## Exercise aim
Lines containing the string "организацию" are to be collected in full.

## Dataset
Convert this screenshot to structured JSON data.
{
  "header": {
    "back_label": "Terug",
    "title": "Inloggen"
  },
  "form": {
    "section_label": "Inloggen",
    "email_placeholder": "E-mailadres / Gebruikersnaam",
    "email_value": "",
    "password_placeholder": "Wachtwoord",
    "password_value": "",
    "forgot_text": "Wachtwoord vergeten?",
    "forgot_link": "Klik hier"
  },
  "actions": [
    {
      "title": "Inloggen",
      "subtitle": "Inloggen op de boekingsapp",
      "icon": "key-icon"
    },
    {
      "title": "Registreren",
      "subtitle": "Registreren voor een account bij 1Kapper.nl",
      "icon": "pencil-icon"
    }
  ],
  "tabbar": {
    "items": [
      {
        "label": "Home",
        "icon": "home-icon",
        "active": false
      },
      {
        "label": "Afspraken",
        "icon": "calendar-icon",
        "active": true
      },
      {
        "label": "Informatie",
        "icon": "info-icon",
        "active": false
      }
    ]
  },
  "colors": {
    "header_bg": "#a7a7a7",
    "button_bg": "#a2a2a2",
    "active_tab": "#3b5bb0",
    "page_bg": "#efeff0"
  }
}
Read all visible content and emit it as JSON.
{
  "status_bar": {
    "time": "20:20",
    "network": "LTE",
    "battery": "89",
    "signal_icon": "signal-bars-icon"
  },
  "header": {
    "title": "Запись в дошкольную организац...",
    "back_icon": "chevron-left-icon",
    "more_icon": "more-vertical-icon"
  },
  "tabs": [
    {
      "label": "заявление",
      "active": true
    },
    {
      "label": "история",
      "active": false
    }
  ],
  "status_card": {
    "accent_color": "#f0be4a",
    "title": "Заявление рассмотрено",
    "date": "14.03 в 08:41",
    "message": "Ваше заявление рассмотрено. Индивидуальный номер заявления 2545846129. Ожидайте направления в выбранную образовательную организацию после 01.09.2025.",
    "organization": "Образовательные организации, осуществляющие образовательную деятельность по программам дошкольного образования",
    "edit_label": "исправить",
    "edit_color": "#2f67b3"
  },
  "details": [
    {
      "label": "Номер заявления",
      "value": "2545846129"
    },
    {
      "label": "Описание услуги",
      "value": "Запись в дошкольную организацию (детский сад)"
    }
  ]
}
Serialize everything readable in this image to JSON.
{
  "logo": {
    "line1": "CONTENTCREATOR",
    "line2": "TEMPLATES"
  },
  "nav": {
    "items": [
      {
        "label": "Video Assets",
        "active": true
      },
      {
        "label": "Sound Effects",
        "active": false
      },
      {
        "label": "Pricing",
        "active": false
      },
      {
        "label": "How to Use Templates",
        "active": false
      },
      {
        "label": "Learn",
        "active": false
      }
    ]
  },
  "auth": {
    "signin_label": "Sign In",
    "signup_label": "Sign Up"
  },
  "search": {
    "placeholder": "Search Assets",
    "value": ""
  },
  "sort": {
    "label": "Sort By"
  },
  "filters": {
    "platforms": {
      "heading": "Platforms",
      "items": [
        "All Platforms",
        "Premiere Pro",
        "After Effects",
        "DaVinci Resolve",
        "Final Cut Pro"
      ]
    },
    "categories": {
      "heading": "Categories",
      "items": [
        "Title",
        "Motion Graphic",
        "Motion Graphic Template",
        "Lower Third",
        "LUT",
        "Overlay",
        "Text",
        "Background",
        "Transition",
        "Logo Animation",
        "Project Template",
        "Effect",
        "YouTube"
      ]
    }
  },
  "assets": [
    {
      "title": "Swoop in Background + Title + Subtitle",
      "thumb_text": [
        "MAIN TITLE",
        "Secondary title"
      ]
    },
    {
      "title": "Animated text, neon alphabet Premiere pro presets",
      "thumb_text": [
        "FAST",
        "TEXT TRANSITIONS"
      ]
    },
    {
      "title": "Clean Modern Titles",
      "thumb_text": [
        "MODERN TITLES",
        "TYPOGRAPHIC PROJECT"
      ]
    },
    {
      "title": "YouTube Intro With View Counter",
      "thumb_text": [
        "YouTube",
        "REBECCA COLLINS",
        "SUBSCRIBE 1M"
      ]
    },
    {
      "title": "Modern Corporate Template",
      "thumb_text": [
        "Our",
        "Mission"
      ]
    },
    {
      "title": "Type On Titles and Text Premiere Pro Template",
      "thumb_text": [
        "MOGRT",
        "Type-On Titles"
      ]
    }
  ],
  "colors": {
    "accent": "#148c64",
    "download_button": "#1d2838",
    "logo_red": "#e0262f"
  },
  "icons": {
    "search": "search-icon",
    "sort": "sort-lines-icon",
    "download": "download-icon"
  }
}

## Exercise answer
    "message": "Ваше заявление рассмотрено. Индивидуальный номер заявления 2545846129. Ожидайте направления в выбранную образовательную организацию после 01.09.2025.",
      "value": "Запись в дошкольную организацию (детский сад)"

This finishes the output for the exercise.